### Given instruction:
Set out each line from the following listing that includes the word "aplicação".

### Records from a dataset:
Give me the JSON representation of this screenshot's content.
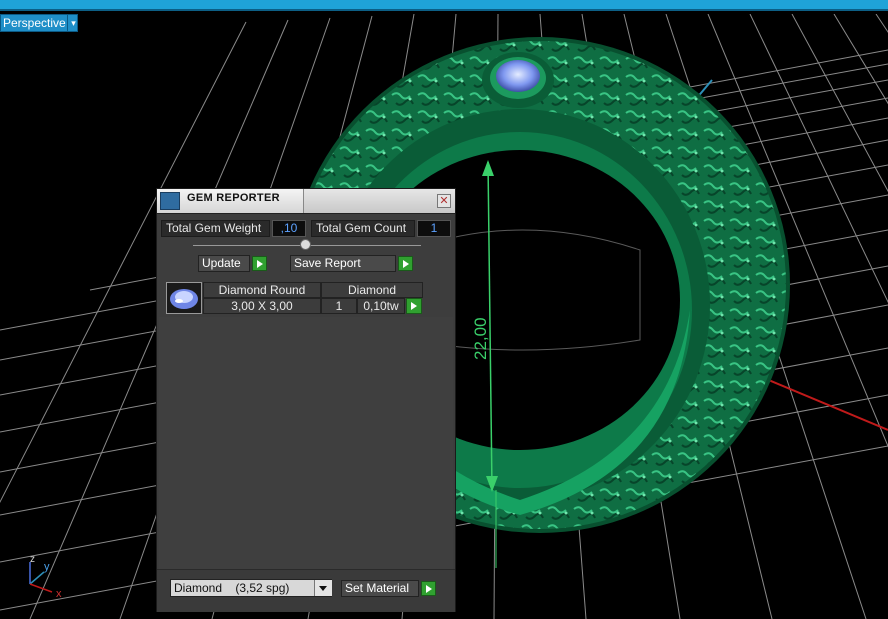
{
  "viewport": {
    "view_mode": "Perspective",
    "dimension": "22,00",
    "axes": {
      "z": "z",
      "y": "y",
      "x": "x"
    }
  },
  "gem_reporter": {
    "title": "GEM REPORTER",
    "total_weight_label": "Total Gem Weight",
    "total_weight_value": ",10",
    "total_count_label": "Total Gem Count",
    "total_count_value": "1",
    "update_label": "Update",
    "save_report_label": "Save Report",
    "gems": [
      {
        "shape": "Diamond Round",
        "material": "Diamond",
        "size": "3,00 X 3,00",
        "count": "1",
        "weight": "0,10tw"
      }
    ],
    "material_select": "Diamond    (3,52 spg)",
    "set_material_label": "Set Material"
  },
  "colors": {
    "ring": "#0f7a4a",
    "gem": "#8aa6ff",
    "dimension": "#3ad06a",
    "grid": "#8a8a8a",
    "red_axis": "#c01a1a",
    "blue_axis": "#2d8fb8",
    "title_bar": "#1fa3d8"
  }
}
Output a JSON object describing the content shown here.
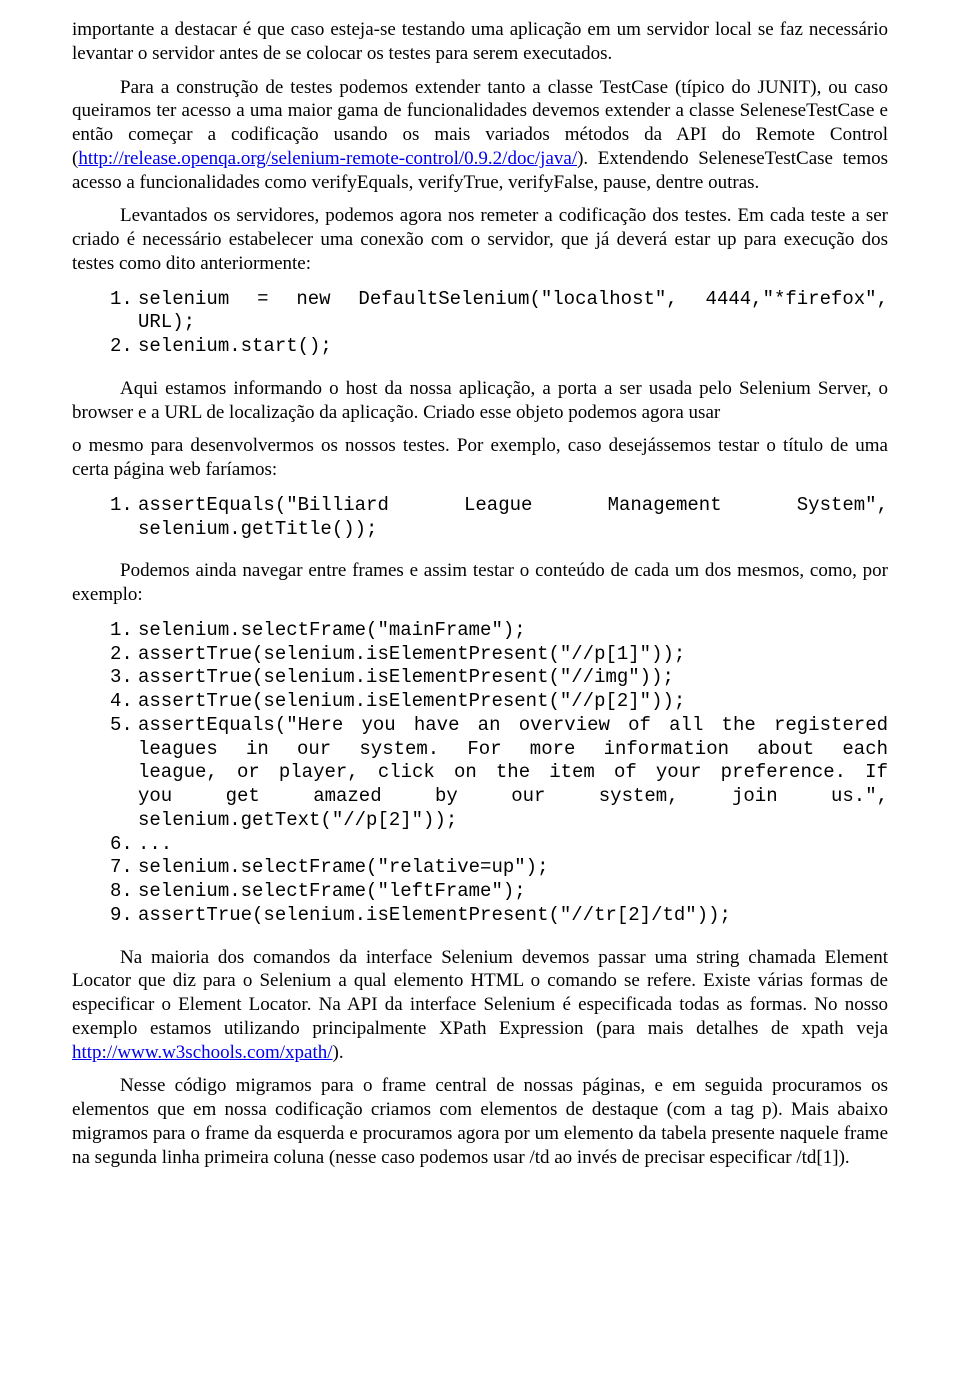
{
  "paras": {
    "p1_a": "importante a destacar é que caso esteja-se testando uma aplicação em um servidor local se faz necessário levantar o servidor antes de se colocar os testes para serem executados.",
    "p2_a": "Para a construção de testes podemos extender tanto a classe TestCase (típico do JUNIT), ou caso queiramos ter acesso a uma maior gama de funcionalidades devemos extender a classe SeleneseTestCase e então começar a codificação usando os mais variados métodos da API do Remote Control (",
    "p2_link": "http://release.openqa.org/selenium-remote-control/0.9.2/doc/java/",
    "p2_b": "). Extendendo SeleneseTestCase temos acesso a funcionalidades como verifyEquals, verifyTrue, verifyFalse, pause, dentre outras.",
    "p3": "Levantados os servidores, podemos agora nos remeter a codificação dos testes. Em cada teste a ser criado é necessário estabelecer uma conexão com o servidor, que já deverá estar up para execução dos testes como dito anteriormente:",
    "p4": "Aqui estamos informando o host da nossa aplicação, a porta a ser usada pelo Selenium Server, o browser e a URL de localização da aplicação. Criado esse objeto podemos agora usar",
    "p5": "o mesmo para desenvolvermos os nossos testes. Por exemplo, caso desejássemos testar o título de uma certa página web faríamos:",
    "p6": "Podemos ainda navegar entre frames e assim testar o conteúdo de cada um dos mesmos, como, por exemplo:",
    "p7_a": "Na maioria dos comandos da interface Selenium devemos passar uma string chamada Element Locator que diz para o Selenium a qual elemento HTML o comando se refere. Existe várias formas de especificar o Element Locator. Na API da interface Selenium é especificada todas as formas. No nosso exemplo estamos utilizando principalmente XPath Expression (para mais detalhes de xpath veja ",
    "p7_link": "http://www.w3schools.com/xpath/",
    "p7_b": ").",
    "p8": "Nesse código migramos para o frame central de nossas páginas, e em seguida procuramos os elementos que em nossa codificação criamos com elementos de destaque (com a tag p). Mais abaixo migramos para o frame da esquerda e procuramos agora por um elemento da tabela presente naquele frame na segunda linha primeira coluna (nesse caso podemos usar /td ao invés de precisar especificar /td[1])."
  },
  "code1": {
    "l1a": "selenium  =  new  DefaultSelenium(\"localhost\",  4444,\"*firefox\",",
    "l1b": "URL);",
    "l2": "selenium.start();"
  },
  "code2": {
    "l1a": "assertEquals(\"Billiard      League      Management      System\",",
    "l1b": "selenium.getTitle());"
  },
  "code3": {
    "l1": "selenium.selectFrame(\"mainFrame\");",
    "l2": "assertTrue(selenium.isElementPresent(\"//p[1]\"));",
    "l3": "assertTrue(selenium.isElementPresent(\"//img\"));",
    "l4": "assertTrue(selenium.isElementPresent(\"//p[2]\"));",
    "l5a": "assertEquals(\"Here you have an overview of all the registered",
    "l5b": "leagues  in  our  system.  For  more  information  about  each",
    "l5c": "league,  or  player,  click  on  the  item  of  your  preference.  If",
    "l5d": "you    get    amazed    by    our    system,    join    us.\",",
    "l5e": "selenium.getText(\"//p[2]\"));",
    "l6": "...",
    "l7": "selenium.selectFrame(\"relative=up\");",
    "l8": "selenium.selectFrame(\"leftFrame\");",
    "l9": "assertTrue(selenium.isElementPresent(\"//tr[2]/td\"));"
  },
  "nums": {
    "n1": "1.",
    "n2": "2.",
    "n3": "3.",
    "n4": "4.",
    "n5": "5.",
    "n6": "6.",
    "n7": "7.",
    "n8": "8.",
    "n9": "9."
  }
}
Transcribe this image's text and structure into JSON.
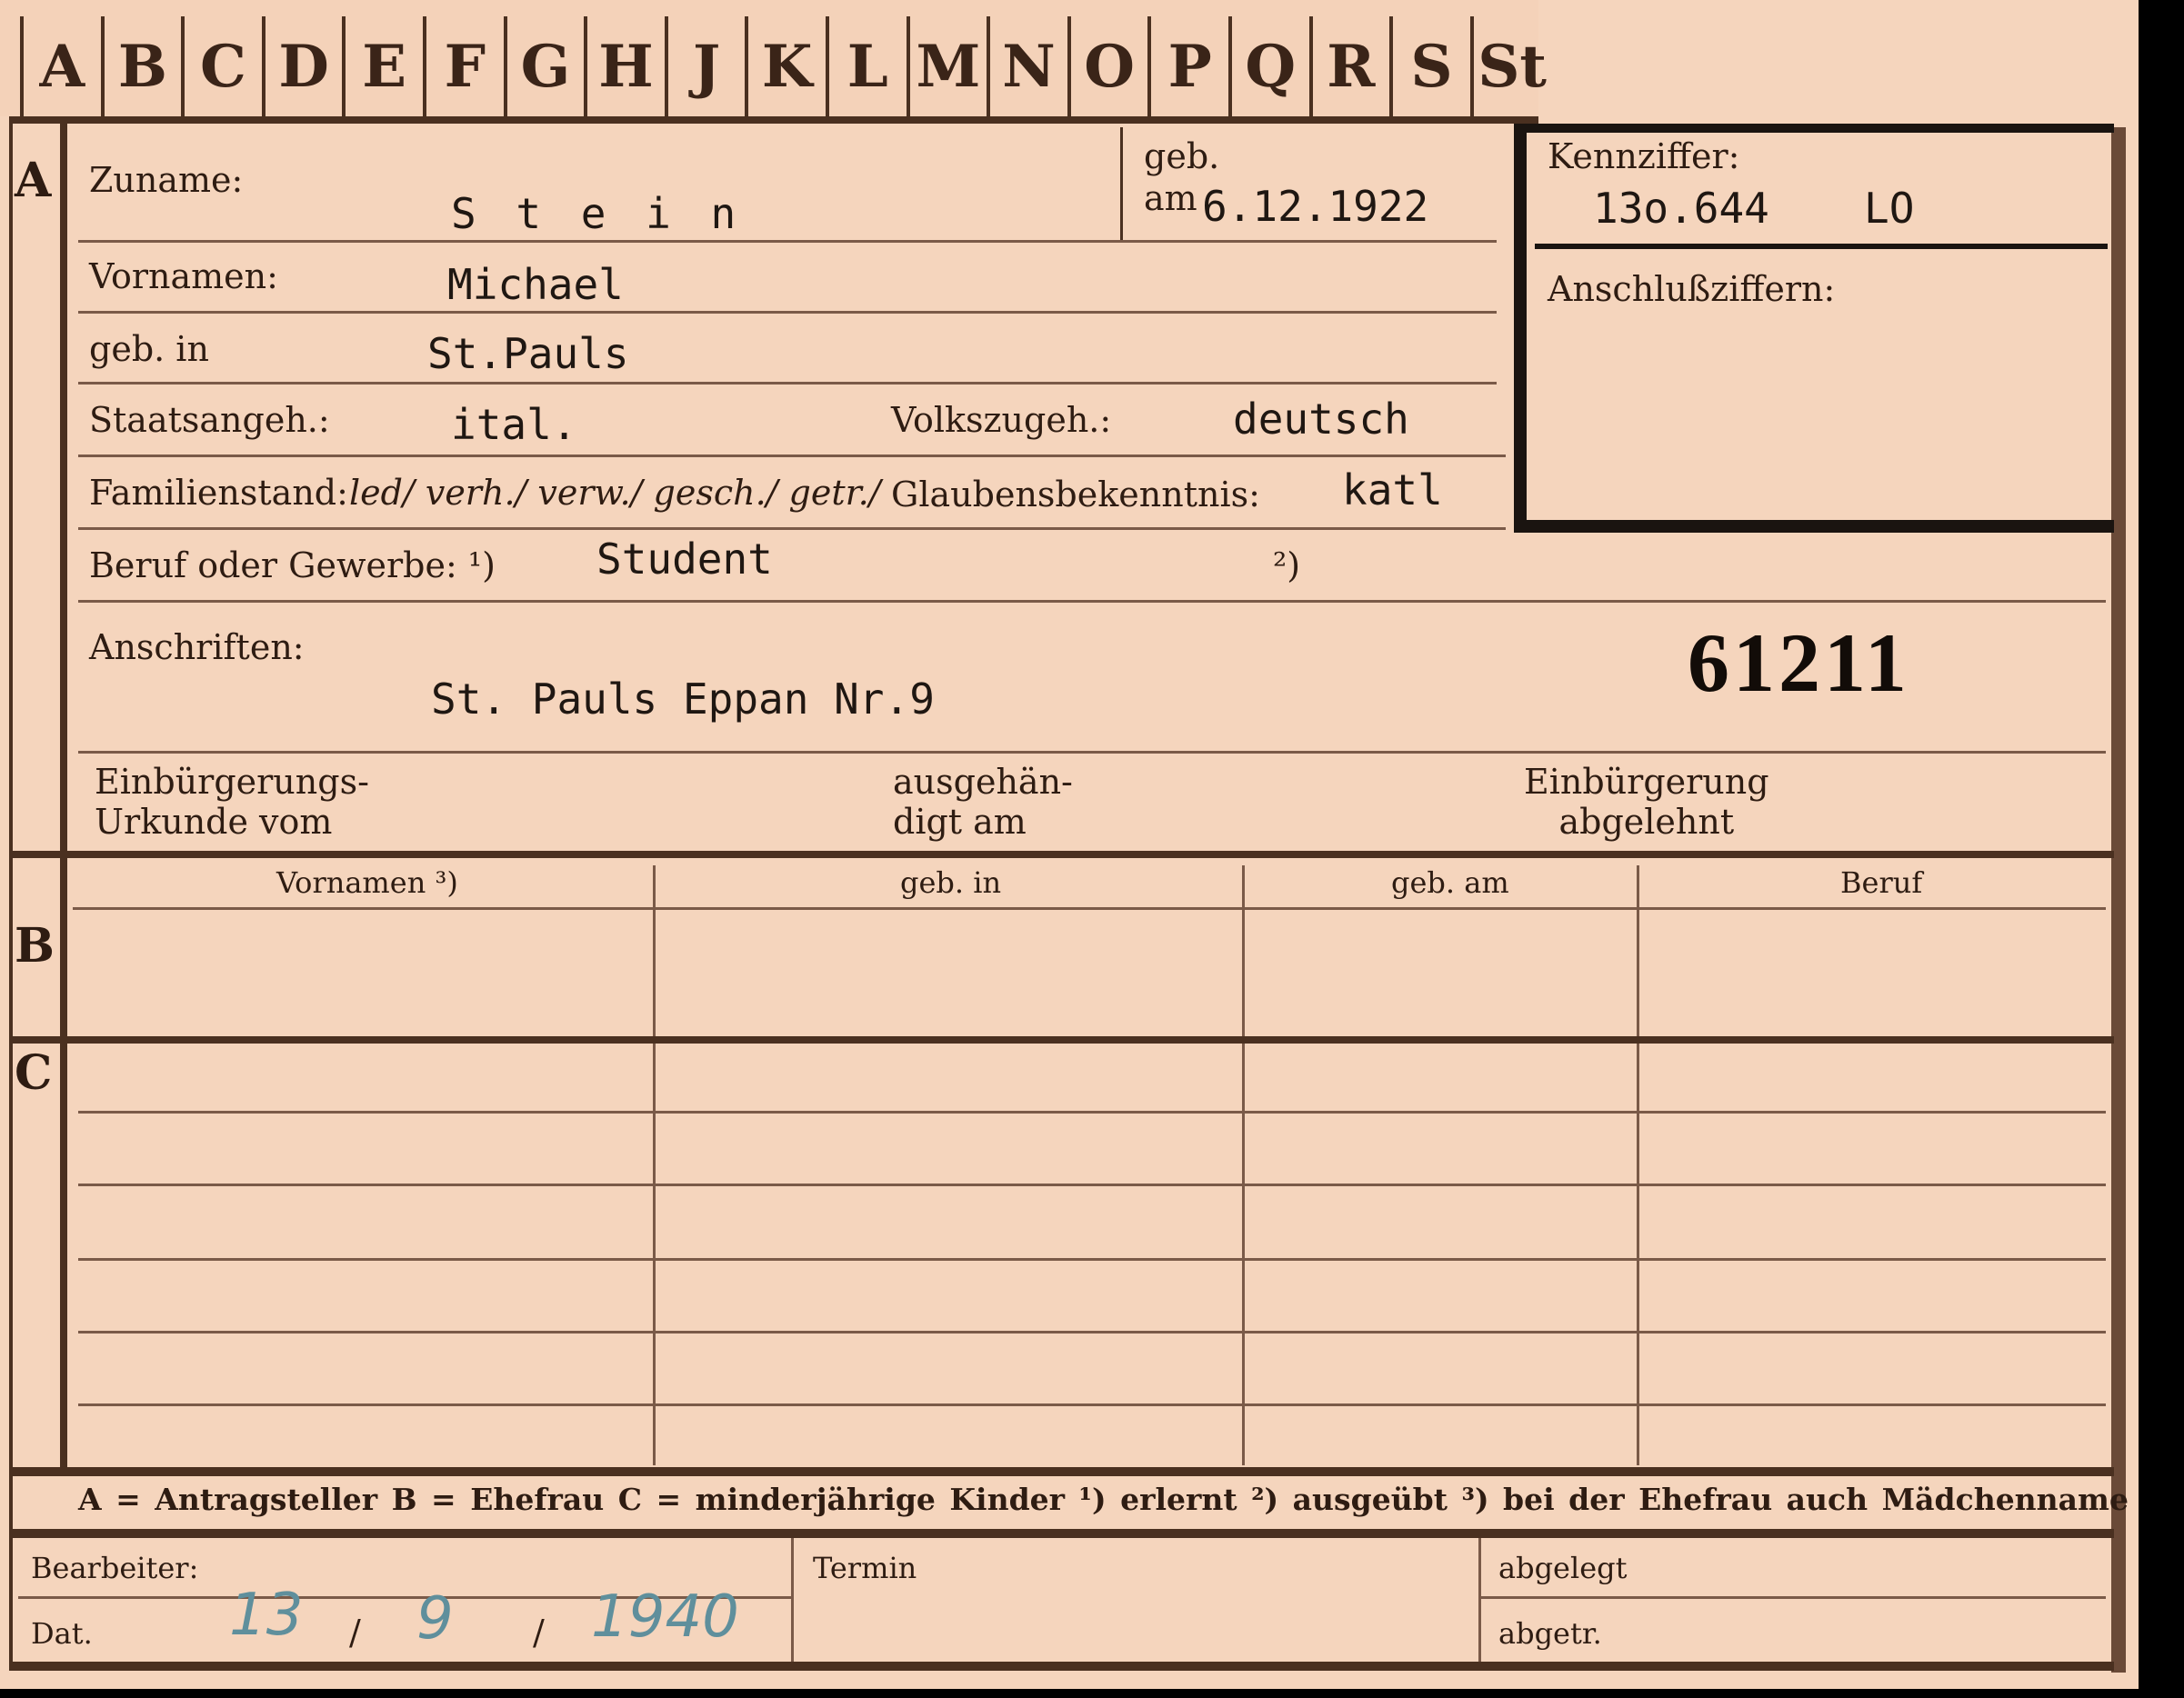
{
  "tabs": [
    "A",
    "B",
    "C",
    "D",
    "E",
    "F",
    "G",
    "H",
    "J",
    "K",
    "L",
    "M",
    "N",
    "O",
    "P",
    "Q",
    "R",
    "S",
    "St"
  ],
  "sections": {
    "a": "A",
    "b": "B",
    "c": "C"
  },
  "labels": {
    "zuname": "Zuname:",
    "geb": "geb.",
    "am": "am",
    "vornamen": "Vornamen:",
    "geb_in": "geb. in",
    "staatsangeh": "Staatsangeh.:",
    "volkszugeh": "Volkszugeh.:",
    "familienstand": "Familienstand:",
    "familienstand_options": "led/ verh./ verw./ gesch./ getr./",
    "glaubensbekenntnis": "Glaubensbekenntnis:",
    "beruf": "Beruf oder Gewerbe: ¹)",
    "beruf_note2": "²)",
    "anschriften": "Anschriften:",
    "einbuergerung_urkunde": "Einbürgerungs-\nUrkunde vom",
    "ausgehaendigt": "ausgehän-\ndigt am",
    "einbuergerung_abgelehnt": "Einbürgerung\nabgelehnt",
    "kennziffer": "Kennziffer:",
    "anschlussziffern": "Anschlußziffern:",
    "table_vornamen": "Vornamen ³)",
    "table_geb_in": "geb. in",
    "table_geb_am": "geb. am",
    "table_beruf": "Beruf",
    "legend": "A = Antragsteller   B = Ehefrau   C = minderjährige Kinder   ¹) erlernt   ²) ausgeübt   ³) bei der Ehefrau auch Mädchenname",
    "bearbeiter": "Bearbeiter:",
    "dat": "Dat.",
    "termin": "Termin",
    "abgelegt": "abgelegt",
    "abgetr": "abgetr."
  },
  "values": {
    "zuname": "S t e i n",
    "geb_am": "6.12.1922",
    "vornamen": "Michael",
    "geb_in": "St.Pauls",
    "staatsangeh": "ital.",
    "volkszugeh": "deutsch",
    "glaube": "katl",
    "beruf": "Student",
    "anschrift": "St. Pauls Eppan Nr.9",
    "number": "61211",
    "kennziffer": "13o.644",
    "kennziffer_suffix": "LO",
    "date_day": "13",
    "date_month": "9",
    "date_year": "1940",
    "date_sep": "/"
  }
}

### Right answer:
    "p1_a": "importante a destacar é que caso esteja-se testando uma aplicação em um servidor local se faz necessário levantar o servidor antes de se colocar os testes para serem executados.",
    "p4": "Aqui estamos informando o host da nossa aplicação, a porta a ser usada pelo Selenium Server, o browser e a URL de localização da aplicação. Criado esse objeto podemos agora usar",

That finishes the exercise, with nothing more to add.